Instruction: Output the data that follows exactly, line for line.

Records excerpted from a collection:
======

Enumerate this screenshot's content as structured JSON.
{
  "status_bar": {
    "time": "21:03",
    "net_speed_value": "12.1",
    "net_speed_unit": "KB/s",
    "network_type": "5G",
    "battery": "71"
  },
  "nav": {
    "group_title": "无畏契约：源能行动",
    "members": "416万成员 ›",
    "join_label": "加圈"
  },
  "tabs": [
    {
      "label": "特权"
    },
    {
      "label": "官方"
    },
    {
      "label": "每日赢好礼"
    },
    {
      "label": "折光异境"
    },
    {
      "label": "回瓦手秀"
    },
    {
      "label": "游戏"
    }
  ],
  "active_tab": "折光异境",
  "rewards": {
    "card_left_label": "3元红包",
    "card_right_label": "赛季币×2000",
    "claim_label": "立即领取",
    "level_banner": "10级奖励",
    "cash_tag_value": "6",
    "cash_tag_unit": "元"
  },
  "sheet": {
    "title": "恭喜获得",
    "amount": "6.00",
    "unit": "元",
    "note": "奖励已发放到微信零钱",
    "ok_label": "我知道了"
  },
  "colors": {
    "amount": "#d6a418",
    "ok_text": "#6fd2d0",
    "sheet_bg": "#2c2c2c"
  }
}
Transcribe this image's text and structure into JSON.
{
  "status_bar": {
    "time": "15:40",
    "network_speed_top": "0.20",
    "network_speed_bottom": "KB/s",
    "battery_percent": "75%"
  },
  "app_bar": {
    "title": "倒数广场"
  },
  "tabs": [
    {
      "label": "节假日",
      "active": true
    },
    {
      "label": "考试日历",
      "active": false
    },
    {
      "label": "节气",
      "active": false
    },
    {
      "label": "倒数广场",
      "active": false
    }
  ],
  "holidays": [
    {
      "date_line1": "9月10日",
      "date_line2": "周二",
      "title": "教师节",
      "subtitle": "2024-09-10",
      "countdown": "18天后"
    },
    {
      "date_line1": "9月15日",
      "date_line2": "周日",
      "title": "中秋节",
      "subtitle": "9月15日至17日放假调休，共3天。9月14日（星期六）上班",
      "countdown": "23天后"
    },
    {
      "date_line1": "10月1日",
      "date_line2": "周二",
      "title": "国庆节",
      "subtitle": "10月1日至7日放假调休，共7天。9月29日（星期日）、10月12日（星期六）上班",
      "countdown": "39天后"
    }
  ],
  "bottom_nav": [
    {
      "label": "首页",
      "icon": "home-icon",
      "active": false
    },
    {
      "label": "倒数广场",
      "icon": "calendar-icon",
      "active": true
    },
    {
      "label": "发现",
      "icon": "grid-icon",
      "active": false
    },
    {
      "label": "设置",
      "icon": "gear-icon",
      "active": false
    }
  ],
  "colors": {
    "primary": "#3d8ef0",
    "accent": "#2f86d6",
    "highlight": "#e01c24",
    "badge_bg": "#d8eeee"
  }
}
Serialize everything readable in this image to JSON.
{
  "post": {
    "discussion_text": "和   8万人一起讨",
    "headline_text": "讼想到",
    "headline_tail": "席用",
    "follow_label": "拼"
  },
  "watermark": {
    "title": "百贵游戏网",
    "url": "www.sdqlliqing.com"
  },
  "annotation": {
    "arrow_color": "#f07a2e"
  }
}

======

Reply to the exercise:
Enumerate this screenshot's content as structured JSON.
{
  "status_bar": {
    "time": "21:03",
    "net_speed_value": "12.1",
    "net_speed_unit": "KB/s",
    "network_type": "5G",
    "battery": "71"
  },
  "nav": {
    "group_title": "无畏契约：源能行动",
    "members": "416万成员 ›",
    "join_label": "加圈"
  },
  "tabs": [
    {
      "label": "特权"
    },
    {
      "label": "官方"
    },
    {
      "label": "每日赢好礼"
    },
    {
      "label": "折光异境"
    },
    {
      "label": "回瓦手秀"
    },
    {
      "label": "游戏"
    }
  ],
  "active_tab": "折光异境",
  "rewards": {
    "card_left_label": "3元红包",
    "card_right_label": "赛季币×2000",
    "claim_label": "立即领取",
    "level_banner": "10级奖励",
    "cash_tag_value": "6",
    "cash_tag_unit": "元"
  },
  "sheet": {
    "title": "恭喜获得",
    "amount": "6.00",
    "unit": "元",
    "note": "奖励已发放到微信零钱",
    "ok_label": "我知道了"
  },
  "colors": {
    "amount": "#d6a418",
    "ok_text": "#6fd2d0",
    "sheet_bg": "#2c2c2c"
  }
}
Transcribe this image's text and structure into JSON.
{
  "status_bar": {
    "time": "15:40",
    "network_speed_top": "0.20",
    "network_speed_bottom": "KB/s",
    "battery_percent": "75%"
  },
  "app_bar": {
    "title": "倒数广场"
  },
  "tabs": [
    {
      "label": "节假日",
      "active": true
    },
    {
      "label": "考试日历",
      "active": false
    },
    {
      "label": "节气",
      "active": false
    },
    {
      "label": "倒数广场",
      "active": false
    }
  ],
  "holidays": [
    {
      "date_line1": "9月10日",
      "date_line2": "周二",
      "title": "教师节",
      "subtitle": "2024-09-10",
      "countdown": "18天后"
    },
    {
      "date_line1": "9月15日",
      "date_line2": "周日",
      "title": "中秋节",
      "subtitle": "9月15日至17日放假调休，共3天。9月14日（星期六）上班",
      "countdown": "23天后"
    },
    {
      "date_line1": "10月1日",
      "date_line2": "周二",
      "title": "国庆节",
      "subtitle": "10月1日至7日放假调休，共7天。9月29日（星期日）、10月12日（星期六）上班",
      "countdown": "39天后"
    }
  ],
  "bottom_nav": [
    {
      "label": "首页",
      "icon": "home-icon",
      "active": false
    },
    {
      "label": "倒数广场",
      "icon": "calendar-icon",
      "active": true
    },
    {
      "label": "发现",
      "icon": "grid-icon",
      "active": false
    },
    {
      "label": "设置",
      "icon": "gear-icon",
      "active": false
    }
  ],
  "colors": {
    "primary": "#3d8ef0",
    "accent": "#2f86d6",
    "highlight": "#e01c24",
    "badge_bg": "#d8eeee"
  }
}
Serialize everything readable in this image to JSON.
{
  "post": {
    "discussion_text": "和   8万人一起讨",
    "headline_text": "讼想到",
    "headline_tail": "席用",
    "follow_label": "拼"
  },
  "watermark": {
    "title": "百贵游戏网",
    "url": "www.sdqlliqing.com"
  },
  "annotation": {
    "arrow_color": "#f07a2e"
  }
}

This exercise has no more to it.